Pull every line containing the word "name" from the records.

--- Begin DATA SUPPLIED ---

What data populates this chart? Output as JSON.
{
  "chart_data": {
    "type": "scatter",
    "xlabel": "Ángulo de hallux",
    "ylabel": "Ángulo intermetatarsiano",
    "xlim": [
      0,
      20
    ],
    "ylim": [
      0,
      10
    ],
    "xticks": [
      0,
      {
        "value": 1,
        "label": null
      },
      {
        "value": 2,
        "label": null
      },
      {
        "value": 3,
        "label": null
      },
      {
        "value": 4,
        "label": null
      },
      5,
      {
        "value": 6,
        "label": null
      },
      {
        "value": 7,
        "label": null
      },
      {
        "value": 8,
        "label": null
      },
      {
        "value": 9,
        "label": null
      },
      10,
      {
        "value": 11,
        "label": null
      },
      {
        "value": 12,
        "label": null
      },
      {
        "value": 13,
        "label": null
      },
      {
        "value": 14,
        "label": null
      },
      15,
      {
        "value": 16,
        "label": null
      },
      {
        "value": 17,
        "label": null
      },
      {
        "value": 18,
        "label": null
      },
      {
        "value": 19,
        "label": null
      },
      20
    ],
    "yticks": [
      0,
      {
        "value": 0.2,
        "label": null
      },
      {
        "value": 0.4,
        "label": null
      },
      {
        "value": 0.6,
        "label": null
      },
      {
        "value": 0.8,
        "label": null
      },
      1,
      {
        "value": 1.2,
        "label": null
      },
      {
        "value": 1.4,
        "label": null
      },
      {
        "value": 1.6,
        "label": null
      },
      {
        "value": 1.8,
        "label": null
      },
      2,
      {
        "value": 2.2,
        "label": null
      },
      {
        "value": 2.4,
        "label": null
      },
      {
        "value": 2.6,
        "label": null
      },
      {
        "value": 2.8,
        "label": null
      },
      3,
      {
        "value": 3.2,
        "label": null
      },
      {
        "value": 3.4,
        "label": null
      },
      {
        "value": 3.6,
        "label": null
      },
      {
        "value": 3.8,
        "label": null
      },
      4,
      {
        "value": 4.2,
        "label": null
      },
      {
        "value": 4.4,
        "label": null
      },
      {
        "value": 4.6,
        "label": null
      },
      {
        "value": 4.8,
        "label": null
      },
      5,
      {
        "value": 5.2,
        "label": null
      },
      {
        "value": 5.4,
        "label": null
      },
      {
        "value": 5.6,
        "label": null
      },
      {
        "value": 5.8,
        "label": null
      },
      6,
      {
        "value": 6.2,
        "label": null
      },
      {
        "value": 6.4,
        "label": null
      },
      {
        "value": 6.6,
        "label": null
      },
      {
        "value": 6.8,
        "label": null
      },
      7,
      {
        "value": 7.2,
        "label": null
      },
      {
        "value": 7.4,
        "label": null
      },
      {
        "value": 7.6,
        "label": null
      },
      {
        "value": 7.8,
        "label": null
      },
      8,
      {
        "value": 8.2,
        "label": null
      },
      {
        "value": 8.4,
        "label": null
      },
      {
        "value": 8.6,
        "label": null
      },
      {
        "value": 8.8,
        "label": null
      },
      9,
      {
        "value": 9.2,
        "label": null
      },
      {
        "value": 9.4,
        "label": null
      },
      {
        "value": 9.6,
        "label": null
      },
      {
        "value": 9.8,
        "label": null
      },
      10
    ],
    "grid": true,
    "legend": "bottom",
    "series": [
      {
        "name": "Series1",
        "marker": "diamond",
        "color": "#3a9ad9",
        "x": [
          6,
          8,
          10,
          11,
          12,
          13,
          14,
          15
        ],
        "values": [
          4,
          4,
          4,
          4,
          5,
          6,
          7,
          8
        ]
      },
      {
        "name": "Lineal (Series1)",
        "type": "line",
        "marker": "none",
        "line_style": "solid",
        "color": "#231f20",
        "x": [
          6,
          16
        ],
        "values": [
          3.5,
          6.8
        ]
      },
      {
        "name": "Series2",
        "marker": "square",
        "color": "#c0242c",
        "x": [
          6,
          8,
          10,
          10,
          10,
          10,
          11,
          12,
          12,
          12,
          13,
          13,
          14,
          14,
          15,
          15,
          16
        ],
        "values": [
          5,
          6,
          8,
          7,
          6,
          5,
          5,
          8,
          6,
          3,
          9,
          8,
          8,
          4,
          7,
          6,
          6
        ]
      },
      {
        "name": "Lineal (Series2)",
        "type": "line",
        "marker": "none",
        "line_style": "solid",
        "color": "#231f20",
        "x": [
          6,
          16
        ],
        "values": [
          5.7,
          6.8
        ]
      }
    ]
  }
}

--- End DATA SUPPLIED ---

§ **REPLY TO THE TASK**:
        "name": "Series1",
        "name": "Lineal (Series1)",
        "name": "Series2",
        "name": "Lineal (Series2)",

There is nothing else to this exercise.